TO BE DONE –
Drop all images and give the records again exactly.
----------------
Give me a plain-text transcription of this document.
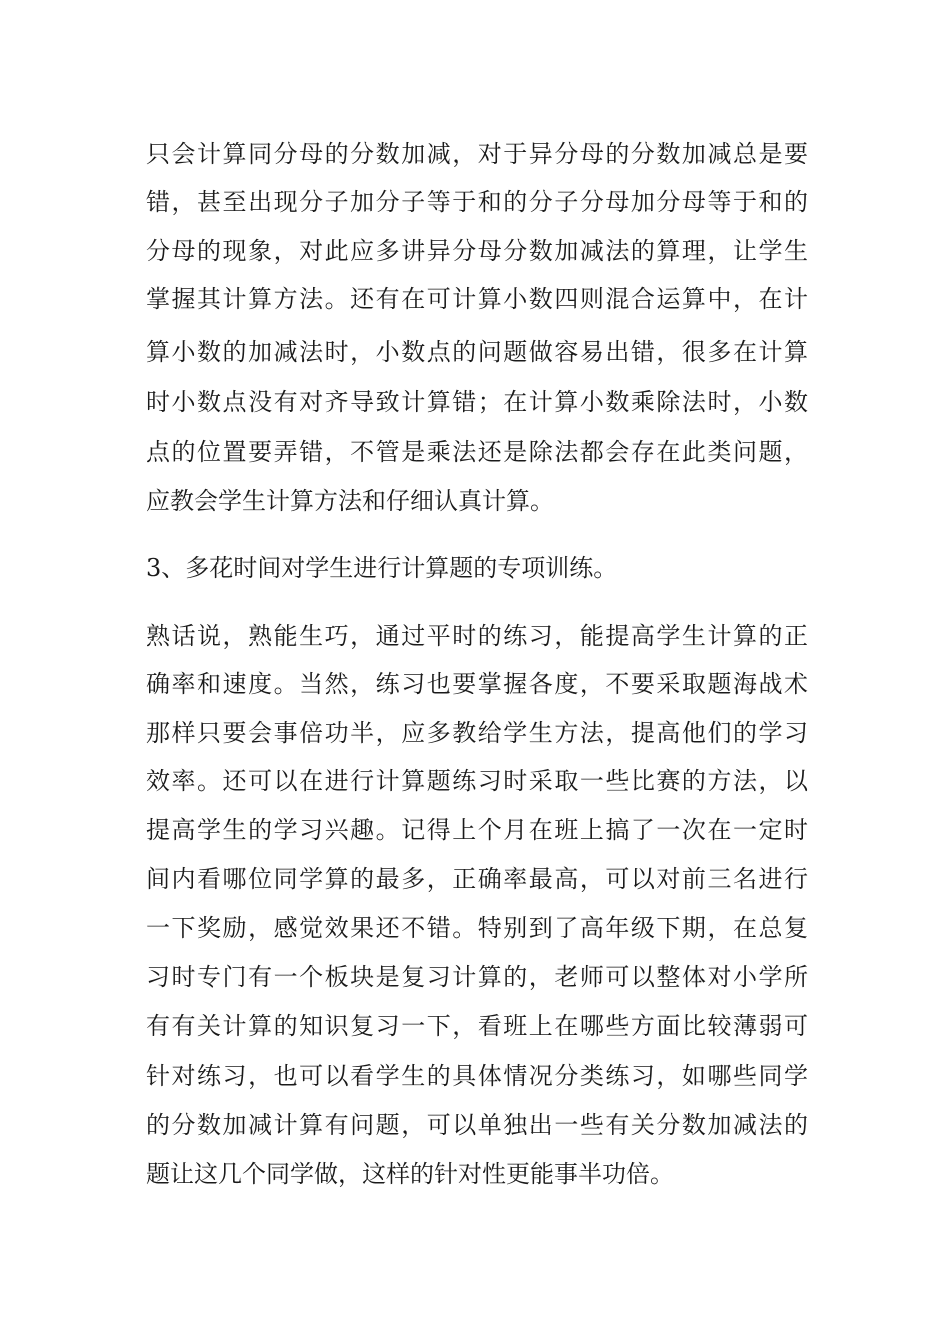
只会计算同分母的分数加减，对于异分母的分数加减总是要
错，甚至出现分子加分子等于和的分子分母加分母等于和的
分母的现象，对此应多讲异分母分数加减法的算理，让学生
掌握其计算方法。还有在可计算小数四则混合运算中，在计
算小数的加减法时，小数点的问题做容易出错，很多在计算
时小数点没有对齐导致计算错；在计算小数乘除法时，小数
点的位置要弄错，不管是乘法还是除法都会存在此类问题，
应教会学生计算方法和仔细认真计算。
3、多花时间对学生进行计算题的专项训练。
熟话说，熟能生巧，通过平时的练习，能提高学生计算的正
确率和速度。当然，练习也要掌握各度，不要采取题海战术
那样只要会事倍功半，应多教给学生方法，提高他们的学习
效率。还可以在进行计算题练习时采取一些比赛的方法，以
提高学生的学习兴趣。记得上个月在班上搞了一次在一定时
间内看哪位同学算的最多，正确率最高，可以对前三名进行
一下奖励，感觉效果还不错。特别到了高年级下期，在总复
习时专门有一个板块是复习计算的，老师可以整体对小学所
有有关计算的知识复习一下，看班上在哪些方面比较薄弱可
针对练习，也可以看学生的具体情况分类练习，如哪些同学
的分数加减计算有问题，可以单独出一些有关分数加减法的
题让这几个同学做，这样的针对性更能事半功倍。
----------------
THE OUTPUT –
Give me a plain-text transcription of this document.
只会计算同分母的分数加减，对于异分母的分数加减总是要
错，甚至出现分子加分子等于和的分子分母加分母等于和的
分母的现象，对此应多讲异分母分数加减法的算理，让学生
掌握其计算方法。还有在可计算小数四则混合运算中，在计
算小数的加减法时，小数点的问题做容易出错，很多在计算
时小数点没有对齐导致计算错；在计算小数乘除法时，小数
点的位置要弄错，不管是乘法还是除法都会存在此类问题，
应教会学生计算方法和仔细认真计算。
3、多花时间对学生进行计算题的专项训练。
熟话说，熟能生巧，通过平时的练习，能提高学生计算的正
确率和速度。当然，练习也要掌握各度，不要采取题海战术
那样只要会事倍功半，应多教给学生方法，提高他们的学习
效率。还可以在进行计算题练习时采取一些比赛的方法，以
提高学生的学习兴趣。记得上个月在班上搞了一次在一定时
间内看哪位同学算的最多，正确率最高，可以对前三名进行
一下奖励，感觉效果还不错。特别到了高年级下期，在总复
习时专门有一个板块是复习计算的，老师可以整体对小学所
有有关计算的知识复习一下，看班上在哪些方面比较薄弱可
针对练习，也可以看学生的具体情况分类练习，如哪些同学
的分数加减计算有问题，可以单独出一些有关分数加减法的
题让这几个同学做，这样的针对性更能事半功倍。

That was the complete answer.